--- Goal of the exercise ---
Go through the lines below. Copy those with "scale".

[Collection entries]

++++

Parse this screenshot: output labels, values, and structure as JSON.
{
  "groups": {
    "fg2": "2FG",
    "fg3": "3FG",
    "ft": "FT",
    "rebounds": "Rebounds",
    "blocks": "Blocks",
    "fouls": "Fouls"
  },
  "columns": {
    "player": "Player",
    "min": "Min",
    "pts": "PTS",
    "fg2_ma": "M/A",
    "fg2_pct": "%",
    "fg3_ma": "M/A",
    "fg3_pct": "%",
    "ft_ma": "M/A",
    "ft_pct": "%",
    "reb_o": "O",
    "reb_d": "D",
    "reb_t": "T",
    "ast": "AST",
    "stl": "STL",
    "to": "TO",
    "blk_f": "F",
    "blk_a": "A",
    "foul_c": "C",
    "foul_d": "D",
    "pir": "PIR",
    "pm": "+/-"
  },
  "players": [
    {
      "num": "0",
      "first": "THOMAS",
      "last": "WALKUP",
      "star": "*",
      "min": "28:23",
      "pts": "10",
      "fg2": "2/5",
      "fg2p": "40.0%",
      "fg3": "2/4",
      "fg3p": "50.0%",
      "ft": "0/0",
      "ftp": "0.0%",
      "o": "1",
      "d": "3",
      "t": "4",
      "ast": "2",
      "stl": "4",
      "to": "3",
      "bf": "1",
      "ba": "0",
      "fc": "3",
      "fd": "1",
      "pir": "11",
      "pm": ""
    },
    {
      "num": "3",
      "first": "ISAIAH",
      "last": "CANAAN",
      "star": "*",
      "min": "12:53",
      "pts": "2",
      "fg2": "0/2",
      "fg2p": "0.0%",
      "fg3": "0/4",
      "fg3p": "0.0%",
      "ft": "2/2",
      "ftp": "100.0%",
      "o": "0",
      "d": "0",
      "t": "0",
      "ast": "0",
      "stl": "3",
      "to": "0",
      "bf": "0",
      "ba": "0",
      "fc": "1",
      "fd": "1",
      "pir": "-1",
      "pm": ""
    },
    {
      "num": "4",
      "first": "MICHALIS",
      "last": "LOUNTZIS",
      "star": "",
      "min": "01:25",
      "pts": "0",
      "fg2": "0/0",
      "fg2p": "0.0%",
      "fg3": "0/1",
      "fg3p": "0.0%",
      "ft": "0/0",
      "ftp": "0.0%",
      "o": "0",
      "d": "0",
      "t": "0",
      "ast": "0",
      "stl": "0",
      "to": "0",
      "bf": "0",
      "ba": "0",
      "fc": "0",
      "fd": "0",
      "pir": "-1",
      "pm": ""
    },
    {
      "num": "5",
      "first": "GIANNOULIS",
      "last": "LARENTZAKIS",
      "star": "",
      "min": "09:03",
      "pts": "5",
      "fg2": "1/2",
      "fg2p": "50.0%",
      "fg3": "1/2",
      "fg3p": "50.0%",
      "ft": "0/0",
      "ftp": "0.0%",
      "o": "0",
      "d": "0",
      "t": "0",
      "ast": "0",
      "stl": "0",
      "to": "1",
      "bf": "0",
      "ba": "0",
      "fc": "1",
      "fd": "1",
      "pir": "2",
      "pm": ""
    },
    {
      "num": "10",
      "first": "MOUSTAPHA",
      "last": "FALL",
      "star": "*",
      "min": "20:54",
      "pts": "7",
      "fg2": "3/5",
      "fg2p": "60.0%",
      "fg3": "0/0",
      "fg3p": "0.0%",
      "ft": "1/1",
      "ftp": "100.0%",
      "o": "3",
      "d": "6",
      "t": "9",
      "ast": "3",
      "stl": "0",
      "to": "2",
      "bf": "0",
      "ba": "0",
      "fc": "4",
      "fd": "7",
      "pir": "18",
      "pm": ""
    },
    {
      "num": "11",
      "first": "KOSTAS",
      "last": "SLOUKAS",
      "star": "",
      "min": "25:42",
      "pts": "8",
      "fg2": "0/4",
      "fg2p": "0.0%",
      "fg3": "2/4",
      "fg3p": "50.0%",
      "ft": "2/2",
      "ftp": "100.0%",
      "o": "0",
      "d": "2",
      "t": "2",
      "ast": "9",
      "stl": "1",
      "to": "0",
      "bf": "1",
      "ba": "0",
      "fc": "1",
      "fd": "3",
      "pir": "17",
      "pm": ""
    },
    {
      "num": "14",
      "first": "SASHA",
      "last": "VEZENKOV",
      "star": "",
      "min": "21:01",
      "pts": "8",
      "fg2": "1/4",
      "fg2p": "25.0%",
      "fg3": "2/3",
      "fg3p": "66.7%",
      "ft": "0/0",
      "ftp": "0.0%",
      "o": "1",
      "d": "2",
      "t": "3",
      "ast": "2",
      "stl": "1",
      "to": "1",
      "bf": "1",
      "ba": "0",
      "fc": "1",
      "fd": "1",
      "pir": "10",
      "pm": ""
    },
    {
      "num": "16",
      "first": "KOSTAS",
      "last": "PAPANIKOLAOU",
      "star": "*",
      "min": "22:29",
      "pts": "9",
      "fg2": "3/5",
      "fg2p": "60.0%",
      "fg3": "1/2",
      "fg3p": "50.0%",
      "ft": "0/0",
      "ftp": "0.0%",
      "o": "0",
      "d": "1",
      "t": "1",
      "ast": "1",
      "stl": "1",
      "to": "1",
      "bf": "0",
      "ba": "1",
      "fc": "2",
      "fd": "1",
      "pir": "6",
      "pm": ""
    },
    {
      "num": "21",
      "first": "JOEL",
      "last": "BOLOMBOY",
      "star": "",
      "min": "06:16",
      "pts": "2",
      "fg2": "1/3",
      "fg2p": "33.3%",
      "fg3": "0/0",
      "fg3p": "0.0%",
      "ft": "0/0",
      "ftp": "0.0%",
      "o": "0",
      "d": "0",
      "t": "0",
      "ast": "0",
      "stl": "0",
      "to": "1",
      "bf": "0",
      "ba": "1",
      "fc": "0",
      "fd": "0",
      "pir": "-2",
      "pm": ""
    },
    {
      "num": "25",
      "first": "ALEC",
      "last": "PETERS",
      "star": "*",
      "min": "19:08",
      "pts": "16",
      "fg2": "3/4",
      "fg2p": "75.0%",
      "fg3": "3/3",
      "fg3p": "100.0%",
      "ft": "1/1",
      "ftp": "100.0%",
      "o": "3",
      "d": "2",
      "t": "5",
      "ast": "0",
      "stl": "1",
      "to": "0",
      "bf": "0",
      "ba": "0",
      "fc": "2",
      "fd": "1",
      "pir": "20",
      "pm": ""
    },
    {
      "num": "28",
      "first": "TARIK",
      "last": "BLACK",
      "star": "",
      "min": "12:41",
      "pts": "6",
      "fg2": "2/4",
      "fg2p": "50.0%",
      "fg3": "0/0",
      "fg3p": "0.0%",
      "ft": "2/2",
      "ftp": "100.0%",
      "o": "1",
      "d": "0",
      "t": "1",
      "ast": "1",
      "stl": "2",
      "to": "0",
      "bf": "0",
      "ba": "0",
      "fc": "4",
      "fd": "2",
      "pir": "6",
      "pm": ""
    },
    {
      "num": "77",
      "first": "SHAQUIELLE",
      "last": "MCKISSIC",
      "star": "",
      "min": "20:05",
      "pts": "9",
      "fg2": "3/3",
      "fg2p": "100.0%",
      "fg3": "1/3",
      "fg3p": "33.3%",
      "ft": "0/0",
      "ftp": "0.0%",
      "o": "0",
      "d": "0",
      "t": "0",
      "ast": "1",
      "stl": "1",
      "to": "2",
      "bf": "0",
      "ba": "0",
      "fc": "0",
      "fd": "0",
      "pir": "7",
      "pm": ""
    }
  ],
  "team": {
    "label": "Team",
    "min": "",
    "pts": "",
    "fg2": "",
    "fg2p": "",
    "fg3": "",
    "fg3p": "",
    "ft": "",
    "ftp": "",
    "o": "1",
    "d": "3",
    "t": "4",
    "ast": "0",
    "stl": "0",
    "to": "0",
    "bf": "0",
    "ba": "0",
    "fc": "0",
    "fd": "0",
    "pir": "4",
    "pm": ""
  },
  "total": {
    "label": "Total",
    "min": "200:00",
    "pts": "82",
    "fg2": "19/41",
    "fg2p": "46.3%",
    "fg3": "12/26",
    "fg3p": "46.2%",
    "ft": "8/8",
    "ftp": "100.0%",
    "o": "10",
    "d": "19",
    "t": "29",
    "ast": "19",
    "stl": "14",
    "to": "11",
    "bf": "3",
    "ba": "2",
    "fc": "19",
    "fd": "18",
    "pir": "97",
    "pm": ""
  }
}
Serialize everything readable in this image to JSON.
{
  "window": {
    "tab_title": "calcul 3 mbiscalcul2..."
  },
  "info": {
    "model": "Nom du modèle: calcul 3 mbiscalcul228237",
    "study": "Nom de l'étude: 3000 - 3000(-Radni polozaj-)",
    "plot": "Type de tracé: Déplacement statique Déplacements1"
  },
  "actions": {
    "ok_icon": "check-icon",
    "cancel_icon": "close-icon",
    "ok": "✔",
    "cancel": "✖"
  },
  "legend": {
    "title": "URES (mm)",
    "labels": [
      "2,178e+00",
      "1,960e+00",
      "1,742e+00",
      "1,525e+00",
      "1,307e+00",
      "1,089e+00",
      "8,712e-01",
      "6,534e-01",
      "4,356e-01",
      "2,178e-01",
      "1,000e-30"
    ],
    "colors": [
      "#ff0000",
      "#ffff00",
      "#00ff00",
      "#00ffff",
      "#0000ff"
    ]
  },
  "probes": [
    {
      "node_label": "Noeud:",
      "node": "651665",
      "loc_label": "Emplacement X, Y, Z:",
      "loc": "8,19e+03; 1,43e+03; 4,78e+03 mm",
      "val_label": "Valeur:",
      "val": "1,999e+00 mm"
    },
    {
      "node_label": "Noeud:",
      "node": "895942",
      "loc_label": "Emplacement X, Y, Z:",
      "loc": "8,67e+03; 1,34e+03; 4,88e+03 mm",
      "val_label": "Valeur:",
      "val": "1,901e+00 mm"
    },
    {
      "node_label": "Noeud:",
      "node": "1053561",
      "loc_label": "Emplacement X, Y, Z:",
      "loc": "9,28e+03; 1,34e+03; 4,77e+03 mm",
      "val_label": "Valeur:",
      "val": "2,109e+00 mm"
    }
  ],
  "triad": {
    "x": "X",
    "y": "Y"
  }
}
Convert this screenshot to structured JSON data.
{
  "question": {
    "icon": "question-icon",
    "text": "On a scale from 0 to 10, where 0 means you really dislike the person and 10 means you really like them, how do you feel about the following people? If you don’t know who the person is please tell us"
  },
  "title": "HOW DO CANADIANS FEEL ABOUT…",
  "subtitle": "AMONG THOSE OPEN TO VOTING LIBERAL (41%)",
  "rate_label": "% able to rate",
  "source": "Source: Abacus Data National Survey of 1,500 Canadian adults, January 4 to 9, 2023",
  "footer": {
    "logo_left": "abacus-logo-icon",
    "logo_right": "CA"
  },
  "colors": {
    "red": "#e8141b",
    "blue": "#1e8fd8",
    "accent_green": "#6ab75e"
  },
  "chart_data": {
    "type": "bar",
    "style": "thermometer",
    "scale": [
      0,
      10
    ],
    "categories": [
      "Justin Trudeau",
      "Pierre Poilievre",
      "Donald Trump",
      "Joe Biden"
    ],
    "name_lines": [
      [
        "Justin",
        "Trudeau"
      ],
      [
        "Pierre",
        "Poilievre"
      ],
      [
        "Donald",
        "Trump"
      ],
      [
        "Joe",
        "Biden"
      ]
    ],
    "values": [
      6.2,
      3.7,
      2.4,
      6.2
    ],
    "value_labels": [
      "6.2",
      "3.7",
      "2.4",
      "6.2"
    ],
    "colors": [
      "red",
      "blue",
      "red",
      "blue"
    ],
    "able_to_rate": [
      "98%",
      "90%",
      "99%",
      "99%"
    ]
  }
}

++++

--- Correct answer ---
    "text": "On a scale from 0 to 10, where 0 means you really dislike the person and 10 means you really like them, how do you feel about the following people? If you don’t know who the person is please tell us"
    "scale": [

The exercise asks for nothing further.